[Collection entries]
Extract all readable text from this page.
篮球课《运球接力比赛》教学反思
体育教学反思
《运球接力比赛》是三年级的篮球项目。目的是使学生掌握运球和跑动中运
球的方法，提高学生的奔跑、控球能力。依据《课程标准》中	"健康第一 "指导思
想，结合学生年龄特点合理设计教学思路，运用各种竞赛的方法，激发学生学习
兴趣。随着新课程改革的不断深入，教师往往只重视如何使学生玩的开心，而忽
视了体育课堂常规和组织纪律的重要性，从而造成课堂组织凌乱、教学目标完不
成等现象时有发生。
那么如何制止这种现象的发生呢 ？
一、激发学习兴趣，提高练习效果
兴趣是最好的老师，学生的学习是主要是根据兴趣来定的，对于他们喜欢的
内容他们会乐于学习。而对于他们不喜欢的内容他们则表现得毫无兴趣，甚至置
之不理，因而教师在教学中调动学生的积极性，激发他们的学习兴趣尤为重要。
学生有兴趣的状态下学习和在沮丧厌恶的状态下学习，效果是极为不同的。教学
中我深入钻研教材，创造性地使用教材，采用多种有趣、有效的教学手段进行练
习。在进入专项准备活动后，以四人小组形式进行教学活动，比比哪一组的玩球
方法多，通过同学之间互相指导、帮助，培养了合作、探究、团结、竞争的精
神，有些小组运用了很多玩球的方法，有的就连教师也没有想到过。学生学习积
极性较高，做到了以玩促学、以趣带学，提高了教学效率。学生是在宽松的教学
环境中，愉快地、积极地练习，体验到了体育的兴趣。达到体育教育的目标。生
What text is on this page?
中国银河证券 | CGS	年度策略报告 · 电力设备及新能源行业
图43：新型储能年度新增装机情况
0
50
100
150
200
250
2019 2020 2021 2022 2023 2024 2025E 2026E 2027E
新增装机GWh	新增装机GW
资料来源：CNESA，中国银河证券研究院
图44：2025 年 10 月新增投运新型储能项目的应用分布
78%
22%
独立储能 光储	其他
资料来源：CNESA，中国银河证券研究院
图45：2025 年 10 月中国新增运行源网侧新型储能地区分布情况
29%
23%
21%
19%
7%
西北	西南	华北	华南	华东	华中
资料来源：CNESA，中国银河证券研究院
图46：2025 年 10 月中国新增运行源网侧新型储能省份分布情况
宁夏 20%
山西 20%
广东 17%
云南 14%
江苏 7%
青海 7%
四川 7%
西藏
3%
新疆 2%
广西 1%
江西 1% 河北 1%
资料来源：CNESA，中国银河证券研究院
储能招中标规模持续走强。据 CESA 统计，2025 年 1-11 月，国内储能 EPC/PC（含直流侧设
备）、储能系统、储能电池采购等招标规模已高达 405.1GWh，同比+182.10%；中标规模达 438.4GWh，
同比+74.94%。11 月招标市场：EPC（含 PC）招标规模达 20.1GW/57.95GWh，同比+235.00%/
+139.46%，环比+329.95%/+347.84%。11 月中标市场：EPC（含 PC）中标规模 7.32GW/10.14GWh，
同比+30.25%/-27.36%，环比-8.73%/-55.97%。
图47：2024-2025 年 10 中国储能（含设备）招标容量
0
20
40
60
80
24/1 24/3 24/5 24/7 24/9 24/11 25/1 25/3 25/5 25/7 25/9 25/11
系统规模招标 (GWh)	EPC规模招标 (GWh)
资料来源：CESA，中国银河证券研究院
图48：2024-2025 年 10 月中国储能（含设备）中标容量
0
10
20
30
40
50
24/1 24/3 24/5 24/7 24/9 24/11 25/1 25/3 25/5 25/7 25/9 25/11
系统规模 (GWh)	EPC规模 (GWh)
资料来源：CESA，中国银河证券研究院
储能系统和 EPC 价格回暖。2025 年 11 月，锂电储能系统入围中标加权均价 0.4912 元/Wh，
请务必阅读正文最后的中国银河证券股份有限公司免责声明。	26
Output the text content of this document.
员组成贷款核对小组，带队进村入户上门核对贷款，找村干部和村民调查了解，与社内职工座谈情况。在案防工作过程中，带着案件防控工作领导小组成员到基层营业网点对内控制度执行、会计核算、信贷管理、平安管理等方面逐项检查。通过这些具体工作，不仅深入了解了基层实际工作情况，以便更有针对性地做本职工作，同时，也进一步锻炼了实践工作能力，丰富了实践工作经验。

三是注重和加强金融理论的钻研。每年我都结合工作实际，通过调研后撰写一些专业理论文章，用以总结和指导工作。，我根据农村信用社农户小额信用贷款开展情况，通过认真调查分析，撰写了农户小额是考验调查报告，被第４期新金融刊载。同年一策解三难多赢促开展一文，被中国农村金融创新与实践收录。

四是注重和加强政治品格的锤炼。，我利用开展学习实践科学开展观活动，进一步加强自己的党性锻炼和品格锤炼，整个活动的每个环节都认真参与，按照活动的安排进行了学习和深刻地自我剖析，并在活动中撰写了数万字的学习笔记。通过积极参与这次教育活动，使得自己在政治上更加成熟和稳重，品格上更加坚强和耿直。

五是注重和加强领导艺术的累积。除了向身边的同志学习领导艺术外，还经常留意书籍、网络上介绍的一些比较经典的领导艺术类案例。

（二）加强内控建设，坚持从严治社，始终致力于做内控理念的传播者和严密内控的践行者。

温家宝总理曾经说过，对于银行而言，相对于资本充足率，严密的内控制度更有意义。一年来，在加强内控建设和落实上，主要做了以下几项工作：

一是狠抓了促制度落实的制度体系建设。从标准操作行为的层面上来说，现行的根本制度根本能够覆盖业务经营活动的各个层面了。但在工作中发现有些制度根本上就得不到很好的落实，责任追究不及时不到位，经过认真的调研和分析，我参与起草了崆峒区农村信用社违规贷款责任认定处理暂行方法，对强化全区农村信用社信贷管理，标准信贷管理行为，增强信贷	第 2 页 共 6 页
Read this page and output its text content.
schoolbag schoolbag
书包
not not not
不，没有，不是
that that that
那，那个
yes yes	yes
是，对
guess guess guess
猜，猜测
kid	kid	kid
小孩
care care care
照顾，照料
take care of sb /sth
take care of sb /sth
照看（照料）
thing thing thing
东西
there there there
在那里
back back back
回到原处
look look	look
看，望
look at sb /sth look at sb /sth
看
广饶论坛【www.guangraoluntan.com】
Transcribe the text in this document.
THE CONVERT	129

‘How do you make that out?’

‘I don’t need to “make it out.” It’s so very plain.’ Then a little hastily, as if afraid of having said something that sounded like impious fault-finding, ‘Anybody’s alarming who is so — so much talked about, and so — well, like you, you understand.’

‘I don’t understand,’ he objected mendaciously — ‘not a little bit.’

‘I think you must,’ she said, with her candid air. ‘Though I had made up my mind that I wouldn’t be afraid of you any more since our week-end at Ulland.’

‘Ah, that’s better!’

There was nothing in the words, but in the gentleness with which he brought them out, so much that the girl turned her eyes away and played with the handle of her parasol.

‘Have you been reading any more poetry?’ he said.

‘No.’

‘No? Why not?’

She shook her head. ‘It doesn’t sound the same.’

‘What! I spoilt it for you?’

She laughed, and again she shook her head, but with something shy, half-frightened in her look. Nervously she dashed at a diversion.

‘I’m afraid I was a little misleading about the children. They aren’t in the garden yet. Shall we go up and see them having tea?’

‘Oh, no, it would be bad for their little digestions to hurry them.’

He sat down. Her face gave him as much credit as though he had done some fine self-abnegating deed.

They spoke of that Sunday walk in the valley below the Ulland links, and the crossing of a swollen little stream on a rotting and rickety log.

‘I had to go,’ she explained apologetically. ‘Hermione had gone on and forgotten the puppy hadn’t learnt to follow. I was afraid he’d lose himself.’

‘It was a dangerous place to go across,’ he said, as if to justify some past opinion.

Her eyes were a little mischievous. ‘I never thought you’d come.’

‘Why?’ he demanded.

- _What is expected_:
Quote each line above in full, word for word.

- _Complete output_:
Extract all readable text from this page.
篮球课《运球接力比赛》教学反思
体育教学反思
《运球接力比赛》是三年级的篮球项目。目的是使学生掌握运球和跑动中运
球的方法，提高学生的奔跑、控球能力。依据《课程标准》中	"健康第一 "指导思
想，结合学生年龄特点合理设计教学思路，运用各种竞赛的方法，激发学生学习
兴趣。随着新课程改革的不断深入，教师往往只重视如何使学生玩的开心，而忽
视了体育课堂常规和组织纪律的重要性，从而造成课堂组织凌乱、教学目标完不
成等现象时有发生。
那么如何制止这种现象的发生呢 ？
一、激发学习兴趣，提高练习效果
兴趣是最好的老师，学生的学习是主要是根据兴趣来定的，对于他们喜欢的
内容他们会乐于学习。而对于他们不喜欢的内容他们则表现得毫无兴趣，甚至置
之不理，因而教师在教学中调动学生的积极性，激发他们的学习兴趣尤为重要。
学生有兴趣的状态下学习和在沮丧厌恶的状态下学习，效果是极为不同的。教学
中我深入钻研教材，创造性地使用教材，采用多种有趣、有效的教学手段进行练
习。在进入专项准备活动后，以四人小组形式进行教学活动，比比哪一组的玩球
方法多，通过同学之间互相指导、帮助，培养了合作、探究、团结、竞争的精
神，有些小组运用了很多玩球的方法，有的就连教师也没有想到过。学生学习积
极性较高，做到了以玩促学、以趣带学，提高了教学效率。学生是在宽松的教学
环境中，愉快地、积极地练习，体验到了体育的兴趣。达到体育教育的目标。生
What text is on this page?
中国银河证券 | CGS	年度策略报告 · 电力设备及新能源行业
图43：新型储能年度新增装机情况
0
50
100
150
200
250
2019 2020 2021 2022 2023 2024 2025E 2026E 2027E
新增装机GWh	新增装机GW
资料来源：CNESA，中国银河证券研究院
图44：2025 年 10 月新增投运新型储能项目的应用分布
78%
22%
独立储能 光储	其他
资料来源：CNESA，中国银河证券研究院
图45：2025 年 10 月中国新增运行源网侧新型储能地区分布情况
29%
23%
21%
19%
7%
西北	西南	华北	华南	华东	华中
资料来源：CNESA，中国银河证券研究院
图46：2025 年 10 月中国新增运行源网侧新型储能省份分布情况
宁夏 20%
山西 20%
广东 17%
云南 14%
江苏 7%
青海 7%
四川 7%
西藏
3%
新疆 2%
广西 1%
江西 1% 河北 1%
资料来源：CNESA，中国银河证券研究院
储能招中标规模持续走强。据 CESA 统计，2025 年 1-11 月，国内储能 EPC/PC（含直流侧设
备）、储能系统、储能电池采购等招标规模已高达 405.1GWh，同比+182.10%；中标规模达 438.4GWh，
同比+74.94%。11 月招标市场：EPC（含 PC）招标规模达 20.1GW/57.95GWh，同比+235.00%/
+139.46%，环比+329.95%/+347.84%。11 月中标市场：EPC（含 PC）中标规模 7.32GW/10.14GWh，
同比+30.25%/-27.36%，环比-8.73%/-55.97%。
图47：2024-2025 年 10 中国储能（含设备）招标容量
0
20
40
60
80
24/1 24/3 24/5 24/7 24/9 24/11 25/1 25/3 25/5 25/7 25/9 25/11
系统规模招标 (GWh)	EPC规模招标 (GWh)
资料来源：CESA，中国银河证券研究院
图48：2024-2025 年 10 月中国储能（含设备）中标容量
0
10
20
30
40
50
24/1 24/3 24/5 24/7 24/9 24/11 25/1 25/3 25/5 25/7 25/9 25/11
系统规模 (GWh)	EPC规模 (GWh)
资料来源：CESA，中国银河证券研究院
储能系统和 EPC 价格回暖。2025 年 11 月，锂电储能系统入围中标加权均价 0.4912 元/Wh，
请务必阅读正文最后的中国银河证券股份有限公司免责声明。	26
Output the text content of this document.
员组成贷款核对小组，带队进村入户上门核对贷款，找村干部和村民调查了解，与社内职工座谈情况。在案防工作过程中，带着案件防控工作领导小组成员到基层营业网点对内控制度执行、会计核算、信贷管理、平安管理等方面逐项检查。通过这些具体工作，不仅深入了解了基层实际工作情况，以便更有针对性地做本职工作，同时，也进一步锻炼了实践工作能力，丰富了实践工作经验。

三是注重和加强金融理论的钻研。每年我都结合工作实际，通过调研后撰写一些专业理论文章，用以总结和指导工作。，我根据农村信用社农户小额信用贷款开展情况，通过认真调查分析，撰写了农户小额是考验调查报告，被第４期新金融刊载。同年一策解三难多赢促开展一文，被中国农村金融创新与实践收录。

四是注重和加强政治品格的锤炼。，我利用开展学习实践科学开展观活动，进一步加强自己的党性锻炼和品格锤炼，整个活动的每个环节都认真参与，按照活动的安排进行了学习和深刻地自我剖析，并在活动中撰写了数万字的学习笔记。通过积极参与这次教育活动，使得自己在政治上更加成熟和稳重，品格上更加坚强和耿直。

五是注重和加强领导艺术的累积。除了向身边的同志学习领导艺术外，还经常留意书籍、网络上介绍的一些比较经典的领导艺术类案例。

（二）加强内控建设，坚持从严治社，始终致力于做内控理念的传播者和严密内控的践行者。

温家宝总理曾经说过，对于银行而言，相对于资本充足率，严密的内控制度更有意义。一年来，在加强内控建设和落实上，主要做了以下几项工作：

一是狠抓了促制度落实的制度体系建设。从标准操作行为的层面上来说，现行的根本制度根本能够覆盖业务经营活动的各个层面了。但在工作中发现有些制度根本上就得不到很好的落实，责任追究不及时不到位，经过认真的调研和分析，我参与起草了崆峒区农村信用社违规贷款责任认定处理暂行方法，对强化全区农村信用社信贷管理，标准信贷管理行为，增强信贷	第 2 页 共 6 页
Read this page and output its text content.
schoolbag schoolbag
书包
not not not
不，没有，不是
that that that
那，那个
yes yes	yes
是，对
guess guess guess
猜，猜测
kid	kid	kid
小孩
care care care
照顾，照料
take care of sb /sth
take care of sb /sth
照看（照料）
thing thing thing
东西
there there there
在那里
back back back
回到原处
look look	look
看，望
look at sb /sth look at sb /sth
看
广饶论坛【www.guangraoluntan.com】
Transcribe the text in this document.
THE CONVERT	129

‘How do you make that out?’

‘I don’t need to “make it out.” It’s so very plain.’ Then a little hastily, as if afraid of having said something that sounded like impious fault-finding, ‘Anybody’s alarming who is so — so much talked about, and so — well, like you, you understand.’

‘I don’t understand,’ he objected mendaciously — ‘not a little bit.’

‘I think you must,’ she said, with her candid air. ‘Though I had made up my mind that I wouldn’t be afraid of you any more since our week-end at Ulland.’

‘Ah, that’s better!’

There was nothing in the words, but in the gentleness with which he brought them out, so much that the girl turned her eyes away and played with the handle of her parasol.

‘Have you been reading any more poetry?’ he said.

‘No.’

‘No? Why not?’

She shook her head. ‘It doesn’t sound the same.’

‘What! I spoilt it for you?’

She laughed, and again she shook her head, but with something shy, half-frightened in her look. Nervously she dashed at a diversion.

‘I’m afraid I was a little misleading about the children. They aren’t in the garden yet. Shall we go up and see them having tea?’

‘Oh, no, it would be bad for their little digestions to hurry them.’

He sat down. Her face gave him as much credit as though he had done some fine self-abnegating deed.

They spoke of that Sunday walk in the valley below the Ulland links, and the crossing of a swollen little stream on a rotting and rickety log.

‘I had to go,’ she explained apologetically. ‘Hermione had gone on and forgotten the puppy hadn’t learnt to follow. I was afraid he’d lose himself.’

‘It was a dangerous place to go across,’ he said, as if to justify some past opinion.

Her eyes were a little mischievous. ‘I never thought you’d come.’

‘Why?’ he demanded.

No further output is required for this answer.